> _Stored data_:
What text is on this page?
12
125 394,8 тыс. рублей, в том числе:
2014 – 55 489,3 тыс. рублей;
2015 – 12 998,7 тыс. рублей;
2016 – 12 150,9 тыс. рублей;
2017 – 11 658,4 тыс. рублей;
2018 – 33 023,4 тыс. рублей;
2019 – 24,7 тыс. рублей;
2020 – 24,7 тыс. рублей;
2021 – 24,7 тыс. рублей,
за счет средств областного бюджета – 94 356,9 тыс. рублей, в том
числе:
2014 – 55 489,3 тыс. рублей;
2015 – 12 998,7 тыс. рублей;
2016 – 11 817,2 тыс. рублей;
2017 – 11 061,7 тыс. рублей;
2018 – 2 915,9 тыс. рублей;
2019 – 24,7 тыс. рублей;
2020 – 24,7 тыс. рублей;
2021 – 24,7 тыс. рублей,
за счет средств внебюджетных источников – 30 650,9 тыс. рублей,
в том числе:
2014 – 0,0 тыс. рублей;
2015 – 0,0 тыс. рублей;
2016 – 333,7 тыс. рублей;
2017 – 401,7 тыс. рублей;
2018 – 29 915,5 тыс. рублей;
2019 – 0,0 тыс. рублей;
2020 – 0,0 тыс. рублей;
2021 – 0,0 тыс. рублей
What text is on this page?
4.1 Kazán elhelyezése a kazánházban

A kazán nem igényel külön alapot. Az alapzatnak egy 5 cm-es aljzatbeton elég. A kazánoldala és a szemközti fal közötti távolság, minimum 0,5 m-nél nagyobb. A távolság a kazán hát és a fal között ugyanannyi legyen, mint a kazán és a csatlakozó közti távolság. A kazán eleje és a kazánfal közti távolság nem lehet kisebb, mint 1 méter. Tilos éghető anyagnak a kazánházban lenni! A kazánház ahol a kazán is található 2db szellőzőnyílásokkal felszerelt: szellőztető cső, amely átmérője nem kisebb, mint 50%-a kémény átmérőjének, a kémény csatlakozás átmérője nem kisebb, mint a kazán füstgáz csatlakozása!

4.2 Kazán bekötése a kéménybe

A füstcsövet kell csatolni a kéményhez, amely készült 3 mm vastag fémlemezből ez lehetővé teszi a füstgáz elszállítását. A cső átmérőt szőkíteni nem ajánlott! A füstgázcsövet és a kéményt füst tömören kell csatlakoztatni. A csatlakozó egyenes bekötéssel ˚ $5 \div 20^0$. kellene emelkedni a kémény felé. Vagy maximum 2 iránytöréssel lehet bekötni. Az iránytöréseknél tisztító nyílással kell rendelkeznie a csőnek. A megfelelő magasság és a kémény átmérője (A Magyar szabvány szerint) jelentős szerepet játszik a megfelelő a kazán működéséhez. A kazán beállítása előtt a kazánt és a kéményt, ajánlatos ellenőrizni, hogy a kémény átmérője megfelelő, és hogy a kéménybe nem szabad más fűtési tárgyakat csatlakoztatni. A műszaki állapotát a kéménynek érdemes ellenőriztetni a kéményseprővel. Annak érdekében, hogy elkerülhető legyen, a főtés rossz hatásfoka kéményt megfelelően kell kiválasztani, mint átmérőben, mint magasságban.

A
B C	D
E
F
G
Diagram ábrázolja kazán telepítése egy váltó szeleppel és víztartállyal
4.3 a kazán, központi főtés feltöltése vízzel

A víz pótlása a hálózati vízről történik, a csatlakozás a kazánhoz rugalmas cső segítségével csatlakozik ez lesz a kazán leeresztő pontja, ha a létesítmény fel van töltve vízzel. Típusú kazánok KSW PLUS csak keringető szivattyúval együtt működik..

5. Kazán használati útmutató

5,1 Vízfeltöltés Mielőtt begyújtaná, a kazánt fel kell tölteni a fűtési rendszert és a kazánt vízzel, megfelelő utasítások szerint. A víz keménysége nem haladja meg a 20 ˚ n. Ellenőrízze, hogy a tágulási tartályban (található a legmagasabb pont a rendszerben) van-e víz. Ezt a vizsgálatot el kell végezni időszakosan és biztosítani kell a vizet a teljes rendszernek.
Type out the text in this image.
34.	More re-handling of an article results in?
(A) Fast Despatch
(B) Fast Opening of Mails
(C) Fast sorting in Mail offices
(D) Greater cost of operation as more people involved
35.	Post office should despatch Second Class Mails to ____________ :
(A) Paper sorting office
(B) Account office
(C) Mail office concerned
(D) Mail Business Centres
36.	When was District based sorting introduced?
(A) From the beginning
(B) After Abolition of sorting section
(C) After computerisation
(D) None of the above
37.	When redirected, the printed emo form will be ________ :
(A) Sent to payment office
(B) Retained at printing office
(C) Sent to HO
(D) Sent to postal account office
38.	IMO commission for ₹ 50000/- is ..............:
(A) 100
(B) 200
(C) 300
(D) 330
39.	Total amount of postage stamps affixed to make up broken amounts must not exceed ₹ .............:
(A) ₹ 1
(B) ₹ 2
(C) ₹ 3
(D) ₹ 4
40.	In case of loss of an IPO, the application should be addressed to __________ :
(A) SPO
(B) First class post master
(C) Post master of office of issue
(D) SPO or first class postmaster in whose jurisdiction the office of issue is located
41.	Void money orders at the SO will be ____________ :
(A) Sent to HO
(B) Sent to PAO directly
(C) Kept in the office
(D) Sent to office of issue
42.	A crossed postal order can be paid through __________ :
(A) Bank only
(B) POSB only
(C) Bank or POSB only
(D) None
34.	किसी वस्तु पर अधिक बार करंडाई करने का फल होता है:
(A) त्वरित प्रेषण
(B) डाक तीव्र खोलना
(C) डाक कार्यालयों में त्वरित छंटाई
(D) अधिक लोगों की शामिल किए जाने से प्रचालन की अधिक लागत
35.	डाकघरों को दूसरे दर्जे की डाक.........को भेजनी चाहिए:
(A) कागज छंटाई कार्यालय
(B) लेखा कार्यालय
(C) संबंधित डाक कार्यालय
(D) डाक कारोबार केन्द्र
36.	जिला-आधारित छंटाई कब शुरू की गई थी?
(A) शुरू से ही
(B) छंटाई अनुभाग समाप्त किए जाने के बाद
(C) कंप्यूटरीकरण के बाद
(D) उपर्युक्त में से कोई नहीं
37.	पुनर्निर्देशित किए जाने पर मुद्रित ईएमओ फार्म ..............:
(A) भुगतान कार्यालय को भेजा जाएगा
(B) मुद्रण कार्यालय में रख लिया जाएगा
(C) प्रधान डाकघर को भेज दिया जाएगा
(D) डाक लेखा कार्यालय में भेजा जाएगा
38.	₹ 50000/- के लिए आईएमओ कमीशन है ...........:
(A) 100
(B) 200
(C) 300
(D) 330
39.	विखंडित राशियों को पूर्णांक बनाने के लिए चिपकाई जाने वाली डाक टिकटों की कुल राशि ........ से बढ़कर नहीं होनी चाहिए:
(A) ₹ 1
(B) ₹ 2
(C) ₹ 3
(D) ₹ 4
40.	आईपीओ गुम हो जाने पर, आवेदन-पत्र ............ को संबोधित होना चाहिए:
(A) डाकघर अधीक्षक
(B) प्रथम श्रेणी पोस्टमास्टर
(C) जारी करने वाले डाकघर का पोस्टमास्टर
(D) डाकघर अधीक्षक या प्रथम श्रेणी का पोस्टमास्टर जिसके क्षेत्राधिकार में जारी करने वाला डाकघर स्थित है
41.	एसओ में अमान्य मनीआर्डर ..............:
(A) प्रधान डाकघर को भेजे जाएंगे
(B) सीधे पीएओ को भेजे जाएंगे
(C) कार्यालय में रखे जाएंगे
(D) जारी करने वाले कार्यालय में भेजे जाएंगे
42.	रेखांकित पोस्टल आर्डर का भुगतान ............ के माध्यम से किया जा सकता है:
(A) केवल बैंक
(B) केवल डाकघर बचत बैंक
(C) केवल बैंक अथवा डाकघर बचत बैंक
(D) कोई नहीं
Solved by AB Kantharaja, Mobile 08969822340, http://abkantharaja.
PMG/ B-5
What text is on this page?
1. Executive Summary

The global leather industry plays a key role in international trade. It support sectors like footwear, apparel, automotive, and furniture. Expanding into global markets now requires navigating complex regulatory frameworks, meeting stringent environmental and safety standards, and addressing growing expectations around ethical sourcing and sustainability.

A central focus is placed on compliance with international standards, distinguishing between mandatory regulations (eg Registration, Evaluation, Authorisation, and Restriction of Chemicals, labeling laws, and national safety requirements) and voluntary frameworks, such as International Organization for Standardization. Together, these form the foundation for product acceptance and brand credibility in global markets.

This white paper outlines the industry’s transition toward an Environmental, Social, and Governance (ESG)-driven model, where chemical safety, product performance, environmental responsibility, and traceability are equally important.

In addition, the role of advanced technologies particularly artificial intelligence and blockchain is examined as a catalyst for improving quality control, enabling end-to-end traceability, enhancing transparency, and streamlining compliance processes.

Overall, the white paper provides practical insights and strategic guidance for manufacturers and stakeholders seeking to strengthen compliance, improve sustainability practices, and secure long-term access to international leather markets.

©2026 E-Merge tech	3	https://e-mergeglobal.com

> _Problem requirements_:
How many lines of the listing include the string "hogy"? Answer with the number alone.

> _The completed task_:
2